» What is asked:
Can you reproduce, word for word, the part of the travel story about reaching Guatemala starting with "Roman and I eagerly" and going on through "the chaotic streets."?

» Document:
################

Puerto Escondido was surrounded by protesting teachers preventing (or severely limiting) most travel by bus in the southern states of Mexico. The teachers protesting were also attacked by the military police resulting in many fatalities making travel very dangerous. This hindered our original plans to travel to Guatemala by bus as many companies had cancelled most services. My friend Roman and I therefore decided to book a flight to Guatemala at 3am on the 14th of July as we had heard rumours that these protests could potentially drag on for months!
The night we left was a cool, still night in Mexico City. We rose out of our hostel beds with mixed emotions of excitement and regret for booking a flight to Guatemala at 3am.
Unfortunately in order to fly to Guatemala, we had a lot of backtracking to do. This meant a flight from Mexico City to Guadalajara and then onto Guatemala City. Condensing the boring shit that took place over the course of our flights – Roman managed to befriended a ex-pat Guatemalan on the flight inbound for Guatemala city.
When we arrived at the airport we collected our baggage and had our passports stamped. Roman’s new ex-pat friend had offered us a lift to the bus stop so we could get to the old colonial town called Antigua. We graciously accepted his offer as we both travel on a shoestring budget.
Roman and I eagerly jumped in the tray of his pick up and began the wild drive through the streets of Guatemala City. The drive through the city was scary as floating in the middle of the ocean with a bloody stake hanging off your leg. The reason being the is the huge evidence of poverty (people living in houses built from plastic, bricks and sticks) as well as the expat constantly warning us to hold our bags and watch our surroundings as we drove through the chaotic streets.
The way the driver drove resembled the way a secret service car would drive in a conflict zone. Our driver was dodging and overtaking cars, dodging people crossing the road and not even bothering to stop at signs and overtaking people. It was like our driver had watched too much 2 Fast 2 Furious.
After an intense 10 minutes weaving through the back streets from the airport like a drunk driver trying to avoid a boozebus. We finally arrived at a car garage in a fairly run down neighbourhood. Our ex-pat friend mentioned he needed to quickly get his window tinted before dropping us at the bus stop.
Roman and I jumped out of the car, sat down and instantly occupied ourselves by watching the news. The news was featuring a story about a chicken bus where some bandits hijacked a bus, shot the driver as well as a few people on board and robbed the survivors of everything they had. This news wasn’t what we wanted to hear as we were about to board a chicken bus to Antigua from arguably the most dangerous city in Guatemala.

################

» Stored data entries:
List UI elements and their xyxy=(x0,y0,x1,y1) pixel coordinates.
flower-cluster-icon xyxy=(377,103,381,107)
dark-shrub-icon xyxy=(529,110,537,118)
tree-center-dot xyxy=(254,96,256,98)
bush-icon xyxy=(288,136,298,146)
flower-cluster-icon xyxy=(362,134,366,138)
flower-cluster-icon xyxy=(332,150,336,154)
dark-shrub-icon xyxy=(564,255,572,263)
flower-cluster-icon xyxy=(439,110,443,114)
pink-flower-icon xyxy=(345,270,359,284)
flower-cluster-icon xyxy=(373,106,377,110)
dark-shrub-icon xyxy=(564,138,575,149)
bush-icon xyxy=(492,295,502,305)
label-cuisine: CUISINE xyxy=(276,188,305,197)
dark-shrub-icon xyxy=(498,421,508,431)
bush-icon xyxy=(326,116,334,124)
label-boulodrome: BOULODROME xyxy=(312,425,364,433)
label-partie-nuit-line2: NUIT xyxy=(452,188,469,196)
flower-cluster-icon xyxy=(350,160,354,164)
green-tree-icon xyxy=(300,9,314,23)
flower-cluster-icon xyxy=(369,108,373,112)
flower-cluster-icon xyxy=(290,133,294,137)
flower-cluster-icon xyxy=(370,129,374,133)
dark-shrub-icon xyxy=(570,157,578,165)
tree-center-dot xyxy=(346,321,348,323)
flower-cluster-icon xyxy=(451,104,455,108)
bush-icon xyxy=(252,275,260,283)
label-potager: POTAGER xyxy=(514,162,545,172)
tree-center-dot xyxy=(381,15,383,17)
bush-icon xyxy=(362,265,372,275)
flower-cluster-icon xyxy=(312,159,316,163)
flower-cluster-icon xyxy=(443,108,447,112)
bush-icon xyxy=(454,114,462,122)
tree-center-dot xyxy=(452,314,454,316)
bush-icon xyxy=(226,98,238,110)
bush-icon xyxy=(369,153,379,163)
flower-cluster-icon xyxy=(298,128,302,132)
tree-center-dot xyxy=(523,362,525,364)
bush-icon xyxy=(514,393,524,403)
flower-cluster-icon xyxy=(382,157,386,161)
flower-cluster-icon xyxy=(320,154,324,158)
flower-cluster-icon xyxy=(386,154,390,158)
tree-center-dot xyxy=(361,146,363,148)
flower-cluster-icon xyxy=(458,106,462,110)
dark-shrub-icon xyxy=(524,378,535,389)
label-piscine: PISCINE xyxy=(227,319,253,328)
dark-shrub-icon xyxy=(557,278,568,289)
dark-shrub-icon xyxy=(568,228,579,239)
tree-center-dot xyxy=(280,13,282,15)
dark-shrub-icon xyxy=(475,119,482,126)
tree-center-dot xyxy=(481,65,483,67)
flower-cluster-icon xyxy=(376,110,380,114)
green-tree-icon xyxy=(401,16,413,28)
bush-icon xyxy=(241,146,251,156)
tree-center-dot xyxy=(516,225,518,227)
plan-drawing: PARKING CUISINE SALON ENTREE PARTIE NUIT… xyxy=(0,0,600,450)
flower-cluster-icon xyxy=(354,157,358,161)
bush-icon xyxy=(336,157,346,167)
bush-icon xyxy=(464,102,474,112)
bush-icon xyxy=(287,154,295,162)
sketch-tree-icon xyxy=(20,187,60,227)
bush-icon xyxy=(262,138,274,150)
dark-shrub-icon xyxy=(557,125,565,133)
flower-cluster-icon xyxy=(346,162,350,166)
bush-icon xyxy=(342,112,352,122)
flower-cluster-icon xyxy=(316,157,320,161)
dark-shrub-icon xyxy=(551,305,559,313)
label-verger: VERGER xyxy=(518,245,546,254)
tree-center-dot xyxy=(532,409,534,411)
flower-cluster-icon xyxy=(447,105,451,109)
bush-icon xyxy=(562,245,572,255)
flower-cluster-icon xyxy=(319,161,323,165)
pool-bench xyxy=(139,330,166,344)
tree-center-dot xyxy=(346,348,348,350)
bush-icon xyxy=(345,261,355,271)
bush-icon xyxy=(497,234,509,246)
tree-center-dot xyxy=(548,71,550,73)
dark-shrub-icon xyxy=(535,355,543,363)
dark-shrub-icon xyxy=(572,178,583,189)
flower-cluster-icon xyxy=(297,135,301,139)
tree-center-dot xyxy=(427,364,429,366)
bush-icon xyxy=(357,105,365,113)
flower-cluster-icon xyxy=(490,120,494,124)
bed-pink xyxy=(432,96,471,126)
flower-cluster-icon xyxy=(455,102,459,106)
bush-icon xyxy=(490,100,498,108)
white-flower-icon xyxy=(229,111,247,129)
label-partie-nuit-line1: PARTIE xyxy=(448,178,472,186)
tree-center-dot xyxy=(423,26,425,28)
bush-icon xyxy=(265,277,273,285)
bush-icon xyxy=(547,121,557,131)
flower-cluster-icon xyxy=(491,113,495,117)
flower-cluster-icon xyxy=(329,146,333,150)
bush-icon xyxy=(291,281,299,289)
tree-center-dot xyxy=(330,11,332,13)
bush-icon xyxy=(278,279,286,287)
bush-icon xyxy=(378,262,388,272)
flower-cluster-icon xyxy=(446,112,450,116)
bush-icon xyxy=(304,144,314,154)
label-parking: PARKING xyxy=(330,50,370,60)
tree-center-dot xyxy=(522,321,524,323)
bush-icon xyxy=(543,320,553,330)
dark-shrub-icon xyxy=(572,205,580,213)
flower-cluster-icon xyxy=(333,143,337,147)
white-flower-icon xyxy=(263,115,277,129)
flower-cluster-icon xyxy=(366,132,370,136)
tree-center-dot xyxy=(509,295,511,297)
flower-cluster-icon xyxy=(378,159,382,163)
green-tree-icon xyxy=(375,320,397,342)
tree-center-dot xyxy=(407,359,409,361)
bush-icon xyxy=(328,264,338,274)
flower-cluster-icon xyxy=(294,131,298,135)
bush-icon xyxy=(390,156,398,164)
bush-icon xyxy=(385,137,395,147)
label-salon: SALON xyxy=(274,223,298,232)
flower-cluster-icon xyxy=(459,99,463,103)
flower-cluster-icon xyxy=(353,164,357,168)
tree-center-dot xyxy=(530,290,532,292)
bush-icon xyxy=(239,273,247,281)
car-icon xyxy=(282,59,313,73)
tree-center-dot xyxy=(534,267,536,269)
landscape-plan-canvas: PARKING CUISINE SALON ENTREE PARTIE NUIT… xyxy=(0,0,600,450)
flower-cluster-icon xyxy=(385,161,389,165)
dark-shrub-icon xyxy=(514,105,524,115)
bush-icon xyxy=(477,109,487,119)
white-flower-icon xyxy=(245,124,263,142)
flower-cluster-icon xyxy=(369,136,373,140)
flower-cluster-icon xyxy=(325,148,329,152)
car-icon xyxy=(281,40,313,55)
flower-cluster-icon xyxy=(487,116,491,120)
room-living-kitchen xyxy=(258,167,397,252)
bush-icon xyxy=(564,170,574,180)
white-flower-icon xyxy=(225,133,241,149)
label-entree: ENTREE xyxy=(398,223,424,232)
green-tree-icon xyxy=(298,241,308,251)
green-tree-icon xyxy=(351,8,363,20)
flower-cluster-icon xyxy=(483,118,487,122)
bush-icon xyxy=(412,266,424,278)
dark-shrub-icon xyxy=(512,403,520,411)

################

» Full solution:
Roman and I eagerly jumped in the tray of his pick up and began the wild drive through the streets of Guatemala City. The drive through the city was scary as floating in the middle of the ocean with a bloody stake hanging off your leg. The reason being the is the huge evidence of poverty (people living in houses built from plastic, bricks and sticks) as well as the expat constantly warning us to hold our bags and watch our surroundings as we drove through the chaotic streets.